> Task to complete: Where does the string "sequence" appear in the records? Copy every line that contains it.

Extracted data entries
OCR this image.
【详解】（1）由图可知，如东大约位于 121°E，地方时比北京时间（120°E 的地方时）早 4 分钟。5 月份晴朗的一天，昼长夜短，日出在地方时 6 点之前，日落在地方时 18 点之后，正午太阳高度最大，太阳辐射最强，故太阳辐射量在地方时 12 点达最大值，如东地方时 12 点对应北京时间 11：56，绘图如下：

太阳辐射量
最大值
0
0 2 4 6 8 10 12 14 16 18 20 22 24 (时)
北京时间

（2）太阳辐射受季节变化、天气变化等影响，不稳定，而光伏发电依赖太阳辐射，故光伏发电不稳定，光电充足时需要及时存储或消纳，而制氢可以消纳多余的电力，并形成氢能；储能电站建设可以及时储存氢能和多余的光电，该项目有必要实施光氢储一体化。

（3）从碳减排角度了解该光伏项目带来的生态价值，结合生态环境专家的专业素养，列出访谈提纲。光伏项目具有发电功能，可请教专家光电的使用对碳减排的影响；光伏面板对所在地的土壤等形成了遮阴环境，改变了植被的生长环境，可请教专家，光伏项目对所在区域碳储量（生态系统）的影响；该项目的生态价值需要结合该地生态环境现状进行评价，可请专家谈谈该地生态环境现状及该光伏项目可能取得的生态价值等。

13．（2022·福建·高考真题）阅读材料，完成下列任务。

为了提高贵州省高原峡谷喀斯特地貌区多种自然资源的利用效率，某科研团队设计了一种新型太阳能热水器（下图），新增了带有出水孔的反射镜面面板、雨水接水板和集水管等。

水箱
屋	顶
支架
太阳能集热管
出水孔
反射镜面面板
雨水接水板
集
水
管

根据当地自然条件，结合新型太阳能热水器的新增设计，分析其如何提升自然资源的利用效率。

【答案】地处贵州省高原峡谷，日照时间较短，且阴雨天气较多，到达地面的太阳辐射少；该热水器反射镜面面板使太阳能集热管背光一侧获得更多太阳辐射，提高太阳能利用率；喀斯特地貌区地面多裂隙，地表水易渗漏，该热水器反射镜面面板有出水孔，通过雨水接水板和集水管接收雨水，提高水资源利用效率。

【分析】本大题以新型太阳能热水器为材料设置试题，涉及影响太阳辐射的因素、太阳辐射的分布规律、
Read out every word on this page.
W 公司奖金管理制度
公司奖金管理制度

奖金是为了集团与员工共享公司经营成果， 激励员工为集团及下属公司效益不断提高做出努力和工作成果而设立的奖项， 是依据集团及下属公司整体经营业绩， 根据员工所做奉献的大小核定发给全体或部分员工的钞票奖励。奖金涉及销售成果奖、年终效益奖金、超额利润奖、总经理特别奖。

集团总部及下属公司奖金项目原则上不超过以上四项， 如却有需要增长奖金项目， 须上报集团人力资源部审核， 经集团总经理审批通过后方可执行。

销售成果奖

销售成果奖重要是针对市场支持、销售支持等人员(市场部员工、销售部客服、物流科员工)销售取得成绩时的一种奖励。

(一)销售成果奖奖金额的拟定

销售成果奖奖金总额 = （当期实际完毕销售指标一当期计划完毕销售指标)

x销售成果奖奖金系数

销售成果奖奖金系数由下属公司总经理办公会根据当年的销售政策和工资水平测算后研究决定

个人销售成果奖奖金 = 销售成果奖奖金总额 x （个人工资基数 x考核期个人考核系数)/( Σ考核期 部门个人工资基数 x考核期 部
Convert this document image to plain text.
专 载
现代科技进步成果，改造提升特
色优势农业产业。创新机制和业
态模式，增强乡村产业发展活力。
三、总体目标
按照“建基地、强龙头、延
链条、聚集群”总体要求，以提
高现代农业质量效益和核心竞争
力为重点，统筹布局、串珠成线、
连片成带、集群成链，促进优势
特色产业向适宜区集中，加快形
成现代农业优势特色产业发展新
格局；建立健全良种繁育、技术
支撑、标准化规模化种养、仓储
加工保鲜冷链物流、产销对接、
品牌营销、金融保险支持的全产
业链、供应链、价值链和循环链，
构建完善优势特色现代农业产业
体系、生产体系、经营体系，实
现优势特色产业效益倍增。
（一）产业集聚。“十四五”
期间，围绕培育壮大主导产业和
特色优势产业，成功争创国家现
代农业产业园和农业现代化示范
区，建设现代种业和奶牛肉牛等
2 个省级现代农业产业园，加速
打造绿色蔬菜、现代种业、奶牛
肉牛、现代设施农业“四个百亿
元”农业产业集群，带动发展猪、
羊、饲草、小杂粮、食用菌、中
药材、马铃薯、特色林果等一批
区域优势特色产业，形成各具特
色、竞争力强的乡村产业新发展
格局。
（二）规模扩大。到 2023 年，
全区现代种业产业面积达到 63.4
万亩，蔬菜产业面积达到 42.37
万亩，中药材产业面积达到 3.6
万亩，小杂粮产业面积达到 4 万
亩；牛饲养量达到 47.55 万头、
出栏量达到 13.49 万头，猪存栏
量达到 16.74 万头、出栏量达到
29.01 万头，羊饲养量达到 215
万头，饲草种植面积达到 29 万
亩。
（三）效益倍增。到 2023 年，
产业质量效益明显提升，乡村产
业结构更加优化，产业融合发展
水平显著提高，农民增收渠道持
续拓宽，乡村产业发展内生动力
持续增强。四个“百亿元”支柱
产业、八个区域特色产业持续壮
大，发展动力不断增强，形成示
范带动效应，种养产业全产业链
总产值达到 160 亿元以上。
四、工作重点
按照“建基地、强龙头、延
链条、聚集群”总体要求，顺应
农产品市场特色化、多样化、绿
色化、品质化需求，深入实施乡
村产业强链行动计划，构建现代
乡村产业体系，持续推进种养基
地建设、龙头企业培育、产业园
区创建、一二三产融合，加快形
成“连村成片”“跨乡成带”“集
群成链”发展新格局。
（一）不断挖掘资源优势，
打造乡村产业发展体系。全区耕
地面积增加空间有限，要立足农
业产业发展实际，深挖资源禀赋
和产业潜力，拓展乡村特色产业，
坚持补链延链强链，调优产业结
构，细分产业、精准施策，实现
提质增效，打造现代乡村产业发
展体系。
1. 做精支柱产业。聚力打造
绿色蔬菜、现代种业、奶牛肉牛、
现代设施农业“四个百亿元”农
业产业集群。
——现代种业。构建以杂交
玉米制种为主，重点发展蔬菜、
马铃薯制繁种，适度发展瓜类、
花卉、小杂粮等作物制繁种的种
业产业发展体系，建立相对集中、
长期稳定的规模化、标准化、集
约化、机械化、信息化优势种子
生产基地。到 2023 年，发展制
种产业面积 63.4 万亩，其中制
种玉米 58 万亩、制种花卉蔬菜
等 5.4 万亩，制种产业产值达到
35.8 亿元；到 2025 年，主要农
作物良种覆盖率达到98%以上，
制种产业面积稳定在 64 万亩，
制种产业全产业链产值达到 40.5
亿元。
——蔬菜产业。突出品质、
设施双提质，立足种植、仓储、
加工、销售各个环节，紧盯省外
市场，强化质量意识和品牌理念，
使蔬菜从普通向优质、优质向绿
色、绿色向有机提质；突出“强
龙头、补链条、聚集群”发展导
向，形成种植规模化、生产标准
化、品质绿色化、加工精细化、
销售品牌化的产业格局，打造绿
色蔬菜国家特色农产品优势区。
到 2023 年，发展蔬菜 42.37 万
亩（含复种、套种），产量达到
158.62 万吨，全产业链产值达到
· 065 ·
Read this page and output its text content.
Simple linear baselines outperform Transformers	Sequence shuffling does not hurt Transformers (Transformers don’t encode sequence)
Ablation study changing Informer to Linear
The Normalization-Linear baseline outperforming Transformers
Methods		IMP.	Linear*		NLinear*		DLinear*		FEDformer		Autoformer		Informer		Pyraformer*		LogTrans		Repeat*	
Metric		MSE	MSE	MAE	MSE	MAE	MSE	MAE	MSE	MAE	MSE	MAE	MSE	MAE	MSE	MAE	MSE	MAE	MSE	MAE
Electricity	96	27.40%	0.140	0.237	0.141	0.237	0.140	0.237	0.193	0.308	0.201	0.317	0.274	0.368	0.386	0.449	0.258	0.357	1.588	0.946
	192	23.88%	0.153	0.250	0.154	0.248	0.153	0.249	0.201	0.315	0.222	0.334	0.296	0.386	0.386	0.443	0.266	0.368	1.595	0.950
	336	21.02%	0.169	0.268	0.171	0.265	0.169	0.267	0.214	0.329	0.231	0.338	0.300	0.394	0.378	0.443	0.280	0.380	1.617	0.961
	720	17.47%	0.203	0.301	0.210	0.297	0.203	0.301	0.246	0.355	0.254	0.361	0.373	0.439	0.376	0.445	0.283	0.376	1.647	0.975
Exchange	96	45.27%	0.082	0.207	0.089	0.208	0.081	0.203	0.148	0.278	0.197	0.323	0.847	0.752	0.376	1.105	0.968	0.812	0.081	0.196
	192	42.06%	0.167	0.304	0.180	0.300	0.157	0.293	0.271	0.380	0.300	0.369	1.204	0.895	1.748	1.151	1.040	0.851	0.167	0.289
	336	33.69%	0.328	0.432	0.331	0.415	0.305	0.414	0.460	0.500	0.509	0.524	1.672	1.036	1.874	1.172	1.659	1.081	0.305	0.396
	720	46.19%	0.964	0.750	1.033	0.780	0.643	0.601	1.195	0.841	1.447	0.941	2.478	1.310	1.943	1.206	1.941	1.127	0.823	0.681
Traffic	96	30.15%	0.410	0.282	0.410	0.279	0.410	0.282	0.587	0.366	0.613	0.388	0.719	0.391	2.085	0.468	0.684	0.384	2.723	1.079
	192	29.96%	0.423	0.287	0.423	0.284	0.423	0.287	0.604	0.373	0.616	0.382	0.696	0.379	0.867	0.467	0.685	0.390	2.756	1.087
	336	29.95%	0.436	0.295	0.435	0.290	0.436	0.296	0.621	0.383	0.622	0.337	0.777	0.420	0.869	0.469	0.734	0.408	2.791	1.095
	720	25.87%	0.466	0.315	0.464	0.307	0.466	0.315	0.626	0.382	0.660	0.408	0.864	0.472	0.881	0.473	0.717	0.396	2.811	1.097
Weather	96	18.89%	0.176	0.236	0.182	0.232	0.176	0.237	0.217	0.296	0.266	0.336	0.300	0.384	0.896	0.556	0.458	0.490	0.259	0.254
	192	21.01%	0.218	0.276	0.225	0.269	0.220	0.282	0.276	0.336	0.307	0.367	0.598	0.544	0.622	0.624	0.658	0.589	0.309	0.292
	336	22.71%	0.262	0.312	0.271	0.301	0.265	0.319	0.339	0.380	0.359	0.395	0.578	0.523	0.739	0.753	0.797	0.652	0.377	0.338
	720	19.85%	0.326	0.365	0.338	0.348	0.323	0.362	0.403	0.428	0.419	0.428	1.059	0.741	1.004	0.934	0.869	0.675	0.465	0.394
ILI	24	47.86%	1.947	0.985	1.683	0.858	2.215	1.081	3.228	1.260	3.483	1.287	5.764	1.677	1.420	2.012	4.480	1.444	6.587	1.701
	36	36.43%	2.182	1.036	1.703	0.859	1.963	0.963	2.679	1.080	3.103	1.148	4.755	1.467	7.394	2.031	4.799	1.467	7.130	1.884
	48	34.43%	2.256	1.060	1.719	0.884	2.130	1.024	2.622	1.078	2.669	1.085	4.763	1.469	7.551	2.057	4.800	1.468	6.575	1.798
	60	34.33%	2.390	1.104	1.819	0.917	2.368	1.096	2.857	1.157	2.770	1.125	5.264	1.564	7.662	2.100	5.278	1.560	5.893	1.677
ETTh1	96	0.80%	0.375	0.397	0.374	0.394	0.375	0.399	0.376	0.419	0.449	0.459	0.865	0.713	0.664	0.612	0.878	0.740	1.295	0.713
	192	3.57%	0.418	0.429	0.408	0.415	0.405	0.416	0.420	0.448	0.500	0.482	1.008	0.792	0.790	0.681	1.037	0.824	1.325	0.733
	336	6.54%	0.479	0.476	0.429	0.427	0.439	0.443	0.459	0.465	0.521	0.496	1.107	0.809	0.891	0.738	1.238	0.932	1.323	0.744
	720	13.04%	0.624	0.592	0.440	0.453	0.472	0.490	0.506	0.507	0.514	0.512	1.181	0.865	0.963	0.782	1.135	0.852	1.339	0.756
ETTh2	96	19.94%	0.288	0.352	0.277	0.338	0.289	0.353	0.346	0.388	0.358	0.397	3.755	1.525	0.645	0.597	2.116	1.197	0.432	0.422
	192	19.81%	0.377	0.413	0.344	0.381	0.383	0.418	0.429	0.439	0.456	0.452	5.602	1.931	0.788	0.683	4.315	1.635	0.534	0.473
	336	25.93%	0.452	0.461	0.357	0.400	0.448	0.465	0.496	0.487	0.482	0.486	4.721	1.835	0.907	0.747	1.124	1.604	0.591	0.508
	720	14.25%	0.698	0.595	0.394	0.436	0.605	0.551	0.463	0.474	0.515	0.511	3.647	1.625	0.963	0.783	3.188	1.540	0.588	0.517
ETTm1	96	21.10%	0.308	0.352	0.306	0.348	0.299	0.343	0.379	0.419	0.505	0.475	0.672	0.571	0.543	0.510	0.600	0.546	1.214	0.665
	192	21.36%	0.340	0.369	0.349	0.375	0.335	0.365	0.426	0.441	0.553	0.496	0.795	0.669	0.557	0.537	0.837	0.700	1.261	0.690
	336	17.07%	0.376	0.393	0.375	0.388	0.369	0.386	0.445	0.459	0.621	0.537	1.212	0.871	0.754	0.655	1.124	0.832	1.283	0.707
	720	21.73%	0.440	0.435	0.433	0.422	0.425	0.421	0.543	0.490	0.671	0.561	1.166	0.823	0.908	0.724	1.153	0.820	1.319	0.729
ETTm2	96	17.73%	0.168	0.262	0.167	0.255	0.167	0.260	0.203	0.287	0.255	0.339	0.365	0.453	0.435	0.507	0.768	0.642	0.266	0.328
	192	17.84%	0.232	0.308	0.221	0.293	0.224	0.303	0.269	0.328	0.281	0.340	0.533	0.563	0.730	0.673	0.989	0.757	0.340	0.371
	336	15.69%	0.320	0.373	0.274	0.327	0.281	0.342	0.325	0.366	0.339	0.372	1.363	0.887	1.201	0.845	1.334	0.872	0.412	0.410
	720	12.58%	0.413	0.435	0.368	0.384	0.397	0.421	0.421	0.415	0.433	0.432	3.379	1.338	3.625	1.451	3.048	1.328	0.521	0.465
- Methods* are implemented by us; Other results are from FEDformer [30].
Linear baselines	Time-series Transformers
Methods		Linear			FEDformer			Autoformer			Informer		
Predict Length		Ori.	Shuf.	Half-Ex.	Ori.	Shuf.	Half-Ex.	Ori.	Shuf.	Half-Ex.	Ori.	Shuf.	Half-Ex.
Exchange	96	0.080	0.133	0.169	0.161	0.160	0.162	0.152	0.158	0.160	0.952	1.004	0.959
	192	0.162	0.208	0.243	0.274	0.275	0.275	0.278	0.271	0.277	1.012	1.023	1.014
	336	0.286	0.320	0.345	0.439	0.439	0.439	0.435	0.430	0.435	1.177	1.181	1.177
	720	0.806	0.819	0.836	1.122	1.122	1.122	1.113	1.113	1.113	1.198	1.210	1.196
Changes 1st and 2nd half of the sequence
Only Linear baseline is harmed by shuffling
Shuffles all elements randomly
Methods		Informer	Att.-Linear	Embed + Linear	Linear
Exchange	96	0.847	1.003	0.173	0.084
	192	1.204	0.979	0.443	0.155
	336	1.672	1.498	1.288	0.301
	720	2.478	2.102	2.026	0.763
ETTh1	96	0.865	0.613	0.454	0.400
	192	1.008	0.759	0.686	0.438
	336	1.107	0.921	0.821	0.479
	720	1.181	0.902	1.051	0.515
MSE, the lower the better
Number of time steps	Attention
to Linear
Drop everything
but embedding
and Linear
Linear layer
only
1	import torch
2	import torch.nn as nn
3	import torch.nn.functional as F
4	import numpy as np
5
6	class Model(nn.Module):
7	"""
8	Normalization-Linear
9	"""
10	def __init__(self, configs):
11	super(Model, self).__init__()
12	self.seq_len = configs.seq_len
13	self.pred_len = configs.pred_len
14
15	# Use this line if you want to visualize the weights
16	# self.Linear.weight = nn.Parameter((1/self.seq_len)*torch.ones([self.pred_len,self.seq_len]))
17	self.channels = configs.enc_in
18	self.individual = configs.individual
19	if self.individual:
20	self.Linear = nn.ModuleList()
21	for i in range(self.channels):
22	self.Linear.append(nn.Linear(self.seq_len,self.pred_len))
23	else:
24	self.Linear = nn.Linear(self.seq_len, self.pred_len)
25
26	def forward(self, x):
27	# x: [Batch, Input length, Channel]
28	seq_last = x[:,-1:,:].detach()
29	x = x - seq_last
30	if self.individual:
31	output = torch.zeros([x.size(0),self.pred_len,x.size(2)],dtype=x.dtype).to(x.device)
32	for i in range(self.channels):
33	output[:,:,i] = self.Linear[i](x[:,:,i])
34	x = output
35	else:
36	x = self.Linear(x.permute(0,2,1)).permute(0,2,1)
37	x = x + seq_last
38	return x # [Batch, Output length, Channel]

> Result of this task:
Simple linear baselines outperform Transformers	Sequence shuffling does not hurt Transformers (Transformers don’t encode sequence)
Changes 1st and 2nd half of the sequence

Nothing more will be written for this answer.